Exercise: Can you turn each line of the items below into a Markdown table with two columns, "Row" for the row number and "Line" for the line itself, skipping any blank lines?
Data for the task start
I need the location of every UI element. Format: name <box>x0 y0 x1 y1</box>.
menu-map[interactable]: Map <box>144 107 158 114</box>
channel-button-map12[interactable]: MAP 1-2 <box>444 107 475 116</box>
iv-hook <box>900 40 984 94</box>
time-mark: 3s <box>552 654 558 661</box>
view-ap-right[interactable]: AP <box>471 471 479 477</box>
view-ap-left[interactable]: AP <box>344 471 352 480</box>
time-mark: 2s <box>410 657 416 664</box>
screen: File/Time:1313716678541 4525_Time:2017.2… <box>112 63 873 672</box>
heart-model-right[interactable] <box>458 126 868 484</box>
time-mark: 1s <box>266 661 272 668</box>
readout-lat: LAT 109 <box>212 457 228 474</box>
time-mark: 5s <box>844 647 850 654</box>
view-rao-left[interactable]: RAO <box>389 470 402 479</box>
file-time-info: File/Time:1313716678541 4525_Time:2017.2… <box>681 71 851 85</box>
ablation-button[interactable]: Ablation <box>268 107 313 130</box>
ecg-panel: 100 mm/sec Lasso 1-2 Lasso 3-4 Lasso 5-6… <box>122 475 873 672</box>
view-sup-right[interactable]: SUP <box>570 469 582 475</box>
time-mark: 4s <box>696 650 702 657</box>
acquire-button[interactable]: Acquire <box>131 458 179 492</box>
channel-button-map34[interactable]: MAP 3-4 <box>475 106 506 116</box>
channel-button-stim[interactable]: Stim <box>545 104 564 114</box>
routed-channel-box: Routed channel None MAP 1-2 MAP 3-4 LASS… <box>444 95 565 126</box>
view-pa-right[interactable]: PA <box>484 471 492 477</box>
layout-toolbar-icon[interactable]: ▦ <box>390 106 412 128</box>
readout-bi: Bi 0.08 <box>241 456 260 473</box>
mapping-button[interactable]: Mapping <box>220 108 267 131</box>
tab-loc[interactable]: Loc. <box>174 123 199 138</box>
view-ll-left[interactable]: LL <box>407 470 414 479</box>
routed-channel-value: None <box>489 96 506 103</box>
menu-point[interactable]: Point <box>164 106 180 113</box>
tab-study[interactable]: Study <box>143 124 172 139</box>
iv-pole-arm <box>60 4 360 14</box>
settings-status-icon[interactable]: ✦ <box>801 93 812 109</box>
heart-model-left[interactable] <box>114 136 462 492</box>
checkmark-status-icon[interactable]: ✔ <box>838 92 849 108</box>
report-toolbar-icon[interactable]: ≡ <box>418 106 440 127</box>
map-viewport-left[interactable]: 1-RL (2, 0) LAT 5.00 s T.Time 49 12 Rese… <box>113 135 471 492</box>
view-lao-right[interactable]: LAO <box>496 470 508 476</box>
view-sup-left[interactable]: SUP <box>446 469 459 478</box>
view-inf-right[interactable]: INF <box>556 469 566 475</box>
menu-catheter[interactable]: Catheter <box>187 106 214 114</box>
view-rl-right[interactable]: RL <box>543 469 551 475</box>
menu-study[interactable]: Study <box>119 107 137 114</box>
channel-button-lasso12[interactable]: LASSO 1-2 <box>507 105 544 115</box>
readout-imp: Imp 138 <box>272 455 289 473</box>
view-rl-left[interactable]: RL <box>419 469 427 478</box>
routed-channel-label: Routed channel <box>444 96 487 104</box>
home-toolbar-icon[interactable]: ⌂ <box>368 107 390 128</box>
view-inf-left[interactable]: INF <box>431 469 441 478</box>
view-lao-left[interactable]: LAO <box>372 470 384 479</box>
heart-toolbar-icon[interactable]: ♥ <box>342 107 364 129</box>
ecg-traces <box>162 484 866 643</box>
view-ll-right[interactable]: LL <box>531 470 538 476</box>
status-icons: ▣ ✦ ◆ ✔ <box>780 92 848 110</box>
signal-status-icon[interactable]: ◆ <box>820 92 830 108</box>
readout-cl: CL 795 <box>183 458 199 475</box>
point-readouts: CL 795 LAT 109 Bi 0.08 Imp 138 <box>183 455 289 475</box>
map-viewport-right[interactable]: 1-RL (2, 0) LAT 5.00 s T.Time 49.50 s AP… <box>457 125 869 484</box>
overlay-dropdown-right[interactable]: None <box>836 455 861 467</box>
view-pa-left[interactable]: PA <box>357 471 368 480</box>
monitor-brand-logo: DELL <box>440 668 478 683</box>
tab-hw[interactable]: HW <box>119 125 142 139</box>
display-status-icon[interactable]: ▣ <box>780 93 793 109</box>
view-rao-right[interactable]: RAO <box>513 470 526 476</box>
Data for the task end
Result for this task:
| Row | Line |
|---|---|
| 1 | I need the location of every UI element. Format: name <box>x0 y0 x1 y1</box>. |
| 2 | menu-map[interactable]: Map <box>144 107 158 114</box> |
| 3 | channel-button-map12[interactable]: MAP 1-2 <box>444 107 475 116</box> |
| 4 | iv-hook <box>900 40 984 94</box> |
| 5 | time-mark: 3s <box>552 654 558 661</box> |
| 6 | view-ap-right[interactable]: AP <box>471 471 479 477</box> |
| 7 | view-ap-left[interactable]: AP <box>344 471 352 480</box> |
| 8 | time-mark: 2s <box>410 657 416 664</box> |
| 9 | screen: File/Time:1313716678541 4525_Time:2017.2… <box>112 63 873 672</box> |
| 10 | heart-model-right[interactable] <box>458 126 868 484</box> |
| 11 | time-mark: 1s <box>266 661 272 668</box> |
| 12 | readout-lat: LAT 109 <box>212 457 228 474</box> |
| 13 | time-mark: 5s <box>844 647 850 654</box> |
| 14 | view-rao-left[interactable]: RAO <box>389 470 402 479</box> |
| 15 | file-time-info: File/Time:1313716678541 4525_Time:2017.2… <box>681 71 851 85</box> |
| 16 | ablation-button[interactable]: Ablation <box>268 107 313 130</box> |
| 17 | ecg-panel: 100 mm/sec Lasso 1-2 Lasso 3-4 Lasso 5-6… <box>122 475 873 672</box> |
| 18 | view-sup-right[interactable]: SUP <box>570 469 582 475</box> |
| 19 | time-mark: 4s <box>696 650 702 657</box> |
| 20 | acquire-button[interactable]: Acquire <box>131 458 179 492</box> |
| 21 | channel-button-map34[interactable]: MAP 3-4 <box>475 106 506 116</box> |
| 22 | channel-button-stim[interactable]: Stim <box>545 104 564 114</box> |
| 23 | routed-channel-box: Routed channel None MAP 1-2 MAP 3-4 LASS… <box>444 95 565 126</box> |
| 24 | view-pa-right[interactable]: PA <box>484 471 492 477</box> |
| 25 | layout-toolbar-icon[interactable]: ▦ <box>390 106 412 128</box> |
| 26 | readout-bi: Bi 0.08 <box>241 456 260 473</box> |
| 27 | mapping-button[interactable]: Mapping <box>220 108 267 131</box> |
| 28 | tab-loc[interactable]: Loc. <box>174 123 199 138</box> |
| 29 | view-ll-left[interactable]: LL <box>407 470 414 479</box> |
| 30 | routed-channel-value: None <box>489 96 506 103</box> |
| 31 | menu-point[interactable]: Point <box>164 106 180 113</box> |
| 32 | tab-study[interactable]: Study <box>143 124 172 139</box> |
| 33 | iv-pole-arm <box>60 4 360 14</box> |
| 34 | settings-status-icon[interactable]: ✦ <box>801 93 812 109</box> |
| 35 | heart-model-left[interactable] <box>114 136 462 492</box> |
| 36 | checkmark-status-icon[interactable]: ✔ <box>838 92 849 108</box> |
| 37 | report-toolbar-icon[interactable]: ≡ <box>418 106 440 127</box> |
| 38 | map-viewport-left[interactable]: 1-RL (2, 0) LAT 5.00 s T.Time 49 12 Rese… <box>113 135 471 492</box> |
| 39 | view-lao-right[interactable]: LAO <box>496 470 508 476</box> |
| 40 | view-sup-left[interactable]: SUP <box>446 469 459 478</box> |
| 41 | view-inf-right[interactable]: INF <box>556 469 566 475</box> |
| 42 | menu-catheter[interactable]: Catheter <box>187 106 214 114</box> |
| 43 | view-rl-right[interactable]: RL <box>543 469 551 475</box> |
| 44 | menu-study[interactable]: Study <box>119 107 137 114</box> |
| 45 | channel-button-lasso12[interactable]: LASSO 1-2 <box>507 105 544 115</box> |
| 46 | readout-imp: Imp 138 <box>272 455 289 473</box> |
| 47 | view-rl-left[interactable]: RL <box>419 469 427 478</box> |
| 48 | routed-channel-label: Routed channel <box>444 96 487 104</box> |
| 49 | home-toolbar-icon[interactable]: ⌂ <box>368 107 390 128</box> |
| 50 | view-inf-left[interactable]: INF <box>431 469 441 478</box> |
| 51 | view-lao-left[interactable]: LAO <box>372 470 384 479</box> |
| 52 | heart-toolbar-icon[interactable]: ♥ <box>342 107 364 129</box> |
| 53 | ecg-traces <box>162 484 866 643</box> |
| 54 | view-ll-right[interactable]: LL <box>531 470 538 476</box> |
| 55 | status-icons: ▣ ✦ ◆ ✔ <box>780 92 848 110</box> |
| 56 | signal-status-icon[interactable]: ◆ <box>820 92 830 108</box> |
| 57 | readout-cl: CL 795 <box>183 458 199 475</box> |
| 58 | point-readouts: CL 795 LAT 109 Bi 0.08 Imp 138 <box>183 455 289 475</box> |
| 59 | map-viewport-right[interactable]: 1-RL (2, 0) LAT 5.00 s T.Time 49.50 s AP… <box>457 125 869 484</box> |
| 60 | overlay-dropdown-right[interactable]: None <box>836 455 861 467</box> |
| 61 | view-pa-left[interactable]: PA <box>357 471 368 480</box> |
| 62 | monitor-brand-logo: DELL <box>440 668 478 683</box> |
| 63 | tab-hw[interactable]: HW <box>119 125 142 139</box> |
| 64 | display-status-icon[interactable]: ▣ <box>780 93 793 109</box> |
| 65 | view-rao-right[interactable]: RAO <box>513 470 526 476</box> |